### QUOTED TEXT
The composer and conductor Beat Furrer is the star of this year’s MaerzMusik Festival. He will be conducting the Klangforum Wien (which he cofounded in 1985) for the festival opener, Salvatore Sciarrin’s impressive 1998 opera Luci mie traditrici ; then he’ll be premiering Wüstenbuch, his latest piece of “music theater”.
For this departure from his previous works (like 2003’s invocation and 2005’s FAMA), Furrer used a set of texts that all dwell on death and the desert, ranging from writing by the Spanish poet Antonio Machado and the Roman philosopher Lucretius to an ancient Egyptian papyrus (catalogue name “Berlin 3024”). The Swiss-born Furrer has never been in a desert, but he pictures them as “places of silence that make concentration possible”.
What gave you the idea to use those particular texts as a basis for your work?

[Raw records]
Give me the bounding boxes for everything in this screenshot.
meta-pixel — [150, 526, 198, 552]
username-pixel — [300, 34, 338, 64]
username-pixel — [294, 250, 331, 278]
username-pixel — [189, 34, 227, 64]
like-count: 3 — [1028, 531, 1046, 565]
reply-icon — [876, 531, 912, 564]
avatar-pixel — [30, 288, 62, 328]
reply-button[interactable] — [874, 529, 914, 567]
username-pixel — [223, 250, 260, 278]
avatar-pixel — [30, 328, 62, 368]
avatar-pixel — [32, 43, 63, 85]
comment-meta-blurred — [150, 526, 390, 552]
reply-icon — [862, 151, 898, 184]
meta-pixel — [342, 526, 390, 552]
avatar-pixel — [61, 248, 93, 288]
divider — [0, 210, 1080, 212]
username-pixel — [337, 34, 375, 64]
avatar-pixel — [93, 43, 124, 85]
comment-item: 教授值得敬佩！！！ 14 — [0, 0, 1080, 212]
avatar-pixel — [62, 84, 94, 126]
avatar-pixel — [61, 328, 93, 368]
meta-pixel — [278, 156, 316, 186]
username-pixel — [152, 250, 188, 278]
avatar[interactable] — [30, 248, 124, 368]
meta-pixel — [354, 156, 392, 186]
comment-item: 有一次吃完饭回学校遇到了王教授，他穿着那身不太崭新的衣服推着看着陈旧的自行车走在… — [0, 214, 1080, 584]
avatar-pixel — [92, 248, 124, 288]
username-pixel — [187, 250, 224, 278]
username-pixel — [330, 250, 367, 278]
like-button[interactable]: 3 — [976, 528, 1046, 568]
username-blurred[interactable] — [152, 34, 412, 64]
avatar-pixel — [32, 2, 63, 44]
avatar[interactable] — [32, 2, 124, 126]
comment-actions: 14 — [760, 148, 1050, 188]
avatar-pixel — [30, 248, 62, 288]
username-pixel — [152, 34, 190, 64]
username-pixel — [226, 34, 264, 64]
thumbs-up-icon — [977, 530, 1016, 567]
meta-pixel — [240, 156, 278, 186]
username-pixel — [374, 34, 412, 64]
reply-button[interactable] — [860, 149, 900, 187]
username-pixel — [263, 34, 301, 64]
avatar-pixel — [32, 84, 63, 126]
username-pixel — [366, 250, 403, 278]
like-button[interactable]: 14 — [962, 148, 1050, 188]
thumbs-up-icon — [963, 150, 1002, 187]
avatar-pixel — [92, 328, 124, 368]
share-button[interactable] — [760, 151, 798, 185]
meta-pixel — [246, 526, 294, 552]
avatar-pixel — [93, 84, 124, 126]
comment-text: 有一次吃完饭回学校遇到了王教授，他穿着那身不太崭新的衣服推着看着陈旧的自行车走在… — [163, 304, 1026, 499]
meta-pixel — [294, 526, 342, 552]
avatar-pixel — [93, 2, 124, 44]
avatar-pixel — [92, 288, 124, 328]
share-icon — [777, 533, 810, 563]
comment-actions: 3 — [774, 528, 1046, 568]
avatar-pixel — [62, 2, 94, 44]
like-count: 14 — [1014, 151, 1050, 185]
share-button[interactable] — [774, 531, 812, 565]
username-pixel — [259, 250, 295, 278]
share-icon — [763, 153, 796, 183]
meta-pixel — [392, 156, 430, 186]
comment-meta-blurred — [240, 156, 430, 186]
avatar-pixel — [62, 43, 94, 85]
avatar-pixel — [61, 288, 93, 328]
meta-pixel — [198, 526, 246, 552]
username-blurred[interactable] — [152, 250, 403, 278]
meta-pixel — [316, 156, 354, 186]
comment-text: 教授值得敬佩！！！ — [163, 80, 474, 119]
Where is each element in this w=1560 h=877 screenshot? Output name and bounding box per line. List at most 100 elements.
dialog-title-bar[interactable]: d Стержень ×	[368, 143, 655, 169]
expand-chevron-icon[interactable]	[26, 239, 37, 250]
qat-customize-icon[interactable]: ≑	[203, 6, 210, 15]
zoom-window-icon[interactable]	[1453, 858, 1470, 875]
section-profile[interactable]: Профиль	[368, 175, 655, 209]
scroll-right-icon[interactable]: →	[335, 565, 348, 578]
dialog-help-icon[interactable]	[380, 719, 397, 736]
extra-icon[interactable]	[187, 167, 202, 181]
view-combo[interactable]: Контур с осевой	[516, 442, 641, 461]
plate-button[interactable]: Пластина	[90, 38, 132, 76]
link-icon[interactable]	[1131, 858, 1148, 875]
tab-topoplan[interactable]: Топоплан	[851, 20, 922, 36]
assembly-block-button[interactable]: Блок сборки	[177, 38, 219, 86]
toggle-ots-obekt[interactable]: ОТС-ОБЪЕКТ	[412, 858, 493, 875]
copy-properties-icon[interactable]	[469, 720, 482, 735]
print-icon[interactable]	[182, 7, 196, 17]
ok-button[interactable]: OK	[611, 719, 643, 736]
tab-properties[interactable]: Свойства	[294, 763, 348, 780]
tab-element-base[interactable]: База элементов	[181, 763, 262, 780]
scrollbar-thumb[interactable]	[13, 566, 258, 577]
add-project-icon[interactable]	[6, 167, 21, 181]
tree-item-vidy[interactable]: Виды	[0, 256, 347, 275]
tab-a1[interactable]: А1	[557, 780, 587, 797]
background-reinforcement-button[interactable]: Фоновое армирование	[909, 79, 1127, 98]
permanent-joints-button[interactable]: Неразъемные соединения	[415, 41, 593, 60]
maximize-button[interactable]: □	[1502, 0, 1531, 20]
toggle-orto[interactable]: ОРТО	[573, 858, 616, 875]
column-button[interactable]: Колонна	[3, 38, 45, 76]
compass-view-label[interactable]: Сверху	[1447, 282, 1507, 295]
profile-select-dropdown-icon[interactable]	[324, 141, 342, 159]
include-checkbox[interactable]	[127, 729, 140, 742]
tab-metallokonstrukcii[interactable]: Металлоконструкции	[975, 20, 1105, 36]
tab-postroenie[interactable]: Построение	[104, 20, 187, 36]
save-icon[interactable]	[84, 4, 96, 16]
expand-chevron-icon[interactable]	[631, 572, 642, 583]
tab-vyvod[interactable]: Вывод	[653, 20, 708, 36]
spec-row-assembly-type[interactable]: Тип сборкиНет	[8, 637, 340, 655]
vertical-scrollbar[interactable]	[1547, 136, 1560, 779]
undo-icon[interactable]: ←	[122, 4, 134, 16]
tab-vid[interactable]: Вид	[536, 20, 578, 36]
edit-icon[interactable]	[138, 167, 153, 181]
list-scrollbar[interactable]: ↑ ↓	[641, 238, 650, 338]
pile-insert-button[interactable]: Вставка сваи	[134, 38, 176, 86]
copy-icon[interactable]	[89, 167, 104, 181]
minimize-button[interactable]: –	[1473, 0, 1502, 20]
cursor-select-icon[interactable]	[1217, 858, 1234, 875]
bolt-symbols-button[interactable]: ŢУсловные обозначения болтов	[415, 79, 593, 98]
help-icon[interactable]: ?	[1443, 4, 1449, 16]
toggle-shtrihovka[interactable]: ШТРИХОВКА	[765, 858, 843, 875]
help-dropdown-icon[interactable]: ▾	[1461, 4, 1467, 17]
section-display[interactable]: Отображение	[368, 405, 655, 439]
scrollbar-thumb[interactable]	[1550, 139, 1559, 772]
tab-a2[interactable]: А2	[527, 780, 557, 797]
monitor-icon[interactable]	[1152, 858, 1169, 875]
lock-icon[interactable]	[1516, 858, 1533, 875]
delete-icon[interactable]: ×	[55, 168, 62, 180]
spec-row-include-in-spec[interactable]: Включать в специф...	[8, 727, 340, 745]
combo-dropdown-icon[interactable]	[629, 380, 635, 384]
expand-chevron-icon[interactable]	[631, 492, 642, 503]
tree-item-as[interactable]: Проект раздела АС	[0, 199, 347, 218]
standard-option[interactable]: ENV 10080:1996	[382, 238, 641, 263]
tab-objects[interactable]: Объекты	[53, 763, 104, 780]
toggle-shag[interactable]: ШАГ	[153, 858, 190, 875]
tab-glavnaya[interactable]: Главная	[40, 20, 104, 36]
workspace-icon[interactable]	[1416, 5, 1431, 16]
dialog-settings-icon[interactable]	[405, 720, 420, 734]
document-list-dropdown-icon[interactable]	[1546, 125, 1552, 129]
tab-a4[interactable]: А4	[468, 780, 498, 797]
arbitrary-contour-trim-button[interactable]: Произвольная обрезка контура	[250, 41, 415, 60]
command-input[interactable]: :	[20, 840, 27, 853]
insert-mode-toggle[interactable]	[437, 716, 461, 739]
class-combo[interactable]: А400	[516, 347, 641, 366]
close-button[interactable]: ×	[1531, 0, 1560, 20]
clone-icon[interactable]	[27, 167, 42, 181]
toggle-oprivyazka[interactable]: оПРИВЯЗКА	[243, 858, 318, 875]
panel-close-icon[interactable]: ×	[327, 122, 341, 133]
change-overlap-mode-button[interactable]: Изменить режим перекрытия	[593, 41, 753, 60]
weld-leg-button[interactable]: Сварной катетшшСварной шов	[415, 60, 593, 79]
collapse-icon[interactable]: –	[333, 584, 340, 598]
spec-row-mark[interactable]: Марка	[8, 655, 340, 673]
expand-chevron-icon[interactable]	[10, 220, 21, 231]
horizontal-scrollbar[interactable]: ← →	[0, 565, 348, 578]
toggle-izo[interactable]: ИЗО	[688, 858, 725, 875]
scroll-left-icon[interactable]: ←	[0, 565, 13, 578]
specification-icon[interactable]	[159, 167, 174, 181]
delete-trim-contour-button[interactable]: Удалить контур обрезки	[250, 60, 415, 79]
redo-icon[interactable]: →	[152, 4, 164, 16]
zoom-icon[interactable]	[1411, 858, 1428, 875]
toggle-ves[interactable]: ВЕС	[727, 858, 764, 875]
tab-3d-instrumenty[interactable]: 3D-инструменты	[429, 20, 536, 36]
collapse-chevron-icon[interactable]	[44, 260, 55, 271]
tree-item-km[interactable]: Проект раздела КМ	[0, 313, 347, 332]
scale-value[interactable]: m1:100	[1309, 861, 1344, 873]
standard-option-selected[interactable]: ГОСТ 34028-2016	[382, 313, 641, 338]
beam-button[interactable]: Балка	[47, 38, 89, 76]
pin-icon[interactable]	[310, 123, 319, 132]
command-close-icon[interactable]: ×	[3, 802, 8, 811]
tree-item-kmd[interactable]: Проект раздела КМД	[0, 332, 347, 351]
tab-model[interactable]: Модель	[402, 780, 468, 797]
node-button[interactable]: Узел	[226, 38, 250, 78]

### TASKS TO CARRY OUT
A: Summarize the article about Beat Furrer at the MaerzMusik Festival in two sentences.
B: Translate this sentence from the article about Beat Furrer into German: "The Swiss-born Furrer has never been in a desert, but he pictures them as “places of silence that make concentration possible”."
C: Go on with the article about Beat Furrer and Wüstenbuch from the point where it stops.

### EXPECTED RESPONSES
A: Composer and conductor Beat Furrer is the star of this year's MaerzMusik Festival, where he will conduct the Klangforum Wien at the opener and premiere Wüstenbuch, his latest piece of music theater. For this work he used texts that dwell on death and the desert, from writing by Antonio Machado and Lucretius to an ancient Egyptian papyrus.

B: Der in der Schweiz geborene Furrer war noch nie in einer Wüste, doch er stellt sie sich als „Orte der Stille, die Konzentration ermöglichen“ vor.

C:
The Egyptologist John Assmann asked me years ago if I would be interested in presenting some ancient Egyptian texts he had discovered in a theater, with music. I said yes, I would be interested, but that I thought it wasn’t possible to work with a language which no longer exists – because the language is written, but it no longer exists as a spoken language. But then I decided to search for other texts. I already had the idea for a musical form, so I searched for ones that dealt with the themes of the ancient text.
Wüstenbuch draws inspiration from the idea of the desert, from its expansiveness. How does this manifest itself in the music?
The foundation is Ingeborg Bachmann’s “Wüstenbuch-Fragmente” from Todesarten-Projekt. An Austrian writer, Händel Klaus, wrote an additional text which we collaborated on and changed through the composition process. The question “What am I searching for in the desert?” keeps coming up, as it does in Bachmann. On the one hand, the desert is a place where you can’t avoid confronting memories. On the other hand, it is also a place for new beginnings, for forgetting…
Right at the end of the piece, a window opens onto a utopia when [the female protagonist] says, “I’m hungry”, and she’s taken into a family’s home and they sit down at the table to eat dinner together. At the end, I wanted to have this glimpse of a utopia – to show that there was a place where people were happy.
Is there a formal storyline?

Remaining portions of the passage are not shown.